• GIVEN PROBLEM: Print out each entry below exactly, please.

-- Start PROVIDED MATERIAL --

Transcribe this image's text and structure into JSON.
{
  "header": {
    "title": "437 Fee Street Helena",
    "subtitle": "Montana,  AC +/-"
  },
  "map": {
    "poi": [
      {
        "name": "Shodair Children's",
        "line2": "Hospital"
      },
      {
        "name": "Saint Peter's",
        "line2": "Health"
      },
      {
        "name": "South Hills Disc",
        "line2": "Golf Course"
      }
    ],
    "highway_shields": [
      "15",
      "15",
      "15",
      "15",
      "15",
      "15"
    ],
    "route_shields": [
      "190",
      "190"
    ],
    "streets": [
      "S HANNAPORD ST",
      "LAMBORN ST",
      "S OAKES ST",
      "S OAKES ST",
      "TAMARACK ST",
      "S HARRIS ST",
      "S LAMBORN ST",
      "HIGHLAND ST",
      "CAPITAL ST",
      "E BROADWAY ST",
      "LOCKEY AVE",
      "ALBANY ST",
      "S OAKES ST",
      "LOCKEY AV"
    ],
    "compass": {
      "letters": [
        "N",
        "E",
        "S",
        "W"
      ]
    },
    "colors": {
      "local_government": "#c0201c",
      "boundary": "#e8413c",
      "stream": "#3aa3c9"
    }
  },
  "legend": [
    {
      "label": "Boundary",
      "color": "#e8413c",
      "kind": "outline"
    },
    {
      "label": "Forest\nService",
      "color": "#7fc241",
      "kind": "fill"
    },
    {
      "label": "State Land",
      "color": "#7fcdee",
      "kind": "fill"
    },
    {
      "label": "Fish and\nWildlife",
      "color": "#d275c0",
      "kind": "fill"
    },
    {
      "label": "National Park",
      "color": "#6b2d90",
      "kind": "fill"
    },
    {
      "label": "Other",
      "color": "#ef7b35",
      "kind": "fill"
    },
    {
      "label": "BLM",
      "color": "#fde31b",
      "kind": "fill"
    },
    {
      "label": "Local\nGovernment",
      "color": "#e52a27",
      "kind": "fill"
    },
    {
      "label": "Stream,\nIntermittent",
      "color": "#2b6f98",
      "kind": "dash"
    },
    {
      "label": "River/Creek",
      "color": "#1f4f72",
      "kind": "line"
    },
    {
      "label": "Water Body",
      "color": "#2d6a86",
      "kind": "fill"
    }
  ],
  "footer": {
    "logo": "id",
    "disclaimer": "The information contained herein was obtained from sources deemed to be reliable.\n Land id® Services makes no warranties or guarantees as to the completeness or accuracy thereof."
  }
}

-- End PROVIDED MATERIAL --

• COMPLETE RESPONSE:
Transcribe this image's text and structure into JSON.
{
  "header": {
    "title": "437 Fee Street Helena",
    "subtitle": "Montana,  AC +/-"
  },
  "map": {
    "poi": [
      {
        "name": "Shodair Children's",
        "line2": "Hospital"
      },
      {
        "name": "Saint Peter's",
        "line2": "Health"
      },
      {
        "name": "South Hills Disc",
        "line2": "Golf Course"
      }
    ],
    "highway_shields": [
      "15",
      "15",
      "15",
      "15",
      "15",
      "15"
    ],
    "route_shields": [
      "190",
      "190"
    ],
    "streets": [
      "S HANNAPORD ST",
      "LAMBORN ST",
      "S OAKES ST",
      "S OAKES ST",
      "TAMARACK ST",
      "S HARRIS ST",
      "S LAMBORN ST",
      "HIGHLAND ST",
      "CAPITAL ST",
      "E BROADWAY ST",
      "LOCKEY AVE",
      "ALBANY ST",
      "S OAKES ST",
      "LOCKEY AV"
    ],
    "compass": {
      "letters": [
        "N",
        "E",
        "S",
        "W"
      ]
    },
    "colors": {
      "local_government": "#c0201c",
      "boundary": "#e8413c",
      "stream": "#3aa3c9"
    }
  },
  "legend": [
    {
      "label": "Boundary",
      "color": "#e8413c",
      "kind": "outline"
    },
    {
      "label": "Forest\nService",
      "color": "#7fc241",
      "kind": "fill"
    },
    {
      "label": "State Land",
      "color": "#7fcdee",
      "kind": "fill"
    },
    {
      "label": "Fish and\nWildlife",
      "color": "#d275c0",
      "kind": "fill"
    },
    {
      "label": "National Park",
      "color": "#6b2d90",
      "kind": "fill"
    },
    {
      "label": "Other",
      "color": "#ef7b35",
      "kind": "fill"
    },
    {
      "label": "BLM",
      "color": "#fde31b",
      "kind": "fill"
    },
    {
      "label": "Local\nGovernment",
      "color": "#e52a27",
      "kind": "fill"
    },
    {
      "label": "Stream,\nIntermittent",
      "color": "#2b6f98",
      "kind": "dash"
    },
    {
      "label": "River/Creek",
      "color": "#1f4f72",
      "kind": "line"
    },
    {
      "label": "Water Body",
      "color": "#2d6a86",
      "kind": "fill"
    }
  ],
  "footer": {
    "logo": "id",
    "disclaimer": "The information contained herein was obtained from sources deemed to be reliable.\n Land id® Services makes no warranties or guarantees as to the completeness or accuracy thereof."
  }
}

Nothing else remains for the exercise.